====== Input records ======

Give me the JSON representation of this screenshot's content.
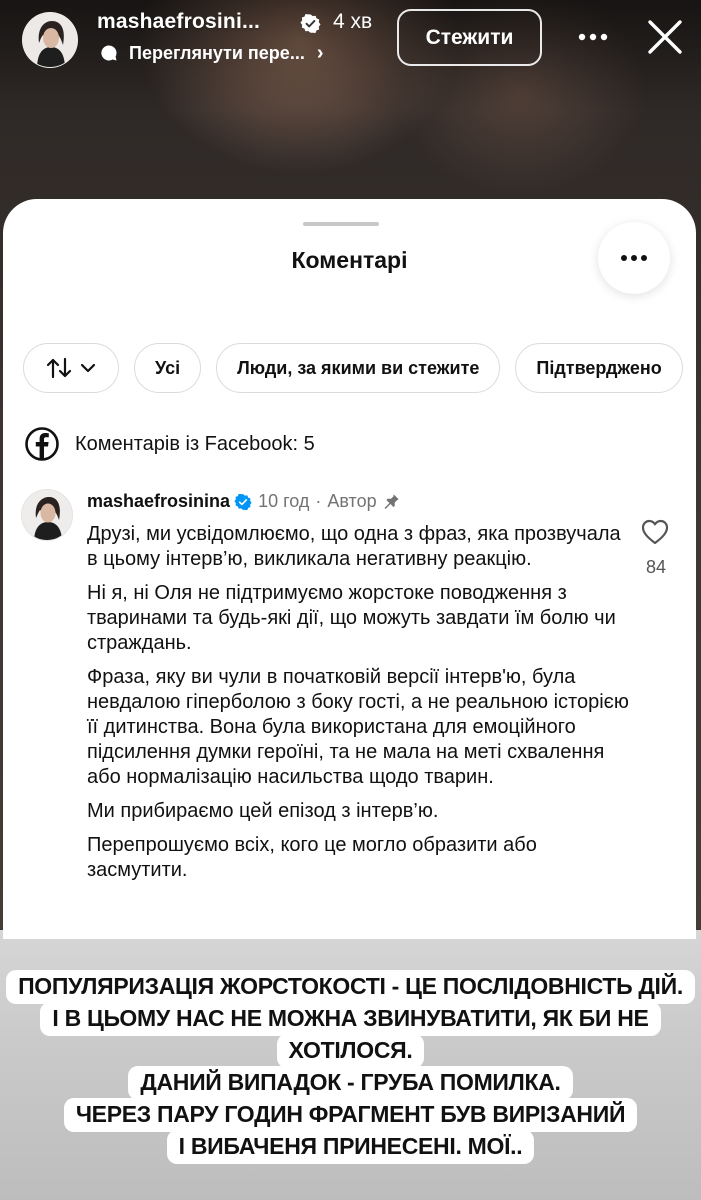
{
  "story": {
    "username": "mashaefrosini...",
    "time": "4 хв",
    "subtitle": "Переглянути пере...",
    "follow_label": "Стежити"
  },
  "sheet": {
    "title": "Коментарі",
    "filters": [
      "Усі",
      "Люди, за якими ви стежите",
      "Підтверджено"
    ],
    "facebook_comments_label": "Коментарів із Facebook: 5"
  },
  "comment": {
    "username": "mashaefrosinina",
    "time": "10 год",
    "separator": "·",
    "author_label": "Автор",
    "likes": "84",
    "paragraphs": [
      "Друзі, ми усвідомлюємо, що одна з фраз, яка прозвучала в цьому інтерв’ю, викликала негативну реакцію.",
      "Ні я, ні Оля не підтримуємо жорстоке поводження з тваринами та будь-які дії, що можуть завдати їм болю чи страждань.",
      "Фраза, яку ви чули в початковій версії інтерв'ю, була невдалою гіперболою з боку гості, а не реальною історією її дитинства. Вона була використана для емоційного підсилення думки героїні, та не мала на меті схвалення або нормалізацію насильства щодо тварин.",
      "Ми прибираємо цей епізод з інтерв’ю.",
      "Перепрошуємо всіх, кого це могло образити або засмутити."
    ]
  },
  "caption": {
    "lines": [
      "ПОПУЛЯРИЗАЦІЯ ЖОРСТОКОСТІ - ЦЕ ПОСЛІДОВНІСТЬ ДІЙ.",
      "І В ЦЬОМУ НАС НЕ МОЖНА ЗВИНУВАТИТИ, ЯК БИ НЕ",
      "ХОТІЛОСЯ.",
      "ДАНИЙ ВИПАДОК - ГРУБА ПОМИЛКА.",
      "ЧЕРЕЗ ПАРУ ГОДИН ФРАГМЕНТ БУВ ВИРІЗАНИЙ",
      "І ВИБАЧЕНЯ ПРИНЕСЕНІ. МОЇ.."
    ]
  },
  "colors": {
    "verified_blue": "#0095f6",
    "facebook_black": "#111111",
    "sheet_bg": "#ffffff",
    "muted_text": "#737373"
  },
  "icons": {
    "sort": "sort-arrows-icon",
    "chevron": "chevron-down-icon",
    "facebook": "facebook-icon",
    "like": "heart-icon",
    "pin": "pin-icon",
    "verified": "verified-badge-icon",
    "close": "close-icon",
    "more": "more-dots-icon"
  }
}
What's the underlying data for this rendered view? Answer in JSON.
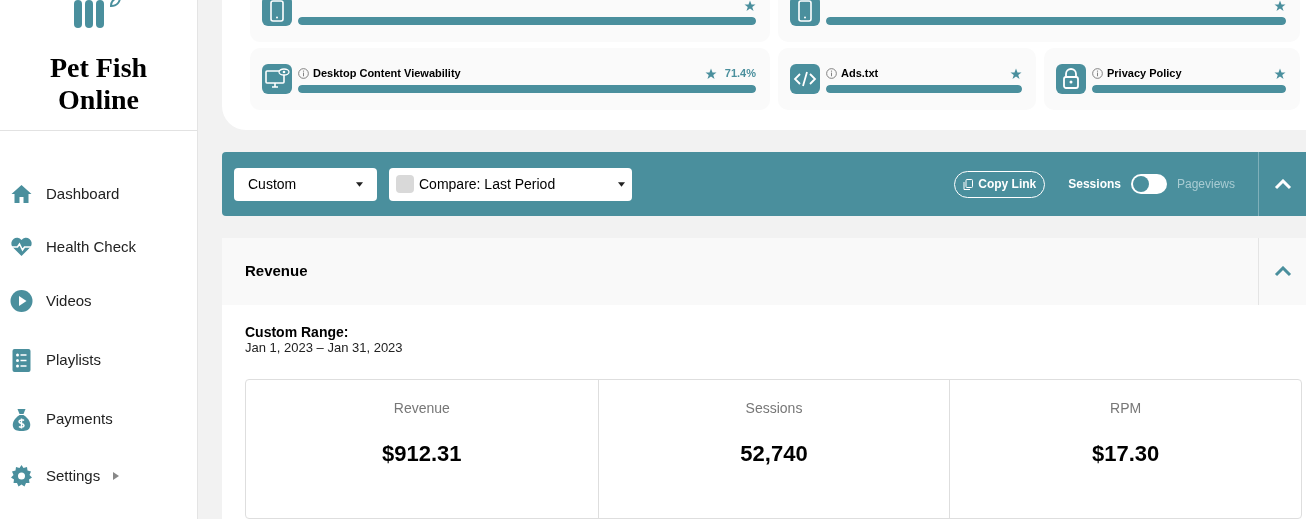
{
  "sidebar": {
    "title": "Pet Fish Online",
    "items": [
      {
        "label": "Dashboard",
        "kind": "home",
        "selected": false
      },
      {
        "label": "Health Check",
        "kind": "heart",
        "selected": false
      },
      {
        "label": "Videos",
        "kind": "play",
        "selected": false
      },
      {
        "label": "Playlists",
        "kind": "list",
        "selected": false
      },
      {
        "label": "Payments",
        "kind": "money",
        "selected": false
      },
      {
        "label": "Settings",
        "kind": "gear",
        "selected": false,
        "has_submenu": true
      }
    ]
  },
  "health_cards": [
    [
      {
        "kind": "phone",
        "level": 1,
        "starred": true
      },
      {
        "kind": "phone",
        "level": 1,
        "starred": true
      }
    ],
    [
      {
        "kind": "desktop",
        "label": "Desktop Content Viewability",
        "level": 1,
        "starred": true,
        "value": "71.4%"
      },
      {
        "kind": "code",
        "label": "Ads.txt",
        "level": 1,
        "starred": true
      },
      {
        "kind": "lock",
        "label": "Privacy Policy",
        "level": 1,
        "starred": true
      }
    ]
  ],
  "toolbar": {
    "range": "Custom",
    "compare": {
      "label": "Compare: Last Period",
      "checked": false
    },
    "copy_link": "Copy Link",
    "toggle": {
      "left": "Sessions",
      "right": "Pageviews",
      "on": false
    }
  },
  "revenue": {
    "title": "Revenue",
    "expanded": true,
    "range_label": "Custom Range:",
    "range": "Jan 1, 2023 – Jan 31, 2023",
    "metrics": [
      {
        "label": "Revenue",
        "value": "$912.31"
      },
      {
        "label": "Sessions",
        "value": "52,740"
      },
      {
        "label": "RPM",
        "value": "$17.30"
      }
    ]
  }
}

======

[What is being asked]
Track down every line with the word "Custom" and copy it.

[Worked solution]
    "range": "Custom",
    "range_label": "Custom Range:",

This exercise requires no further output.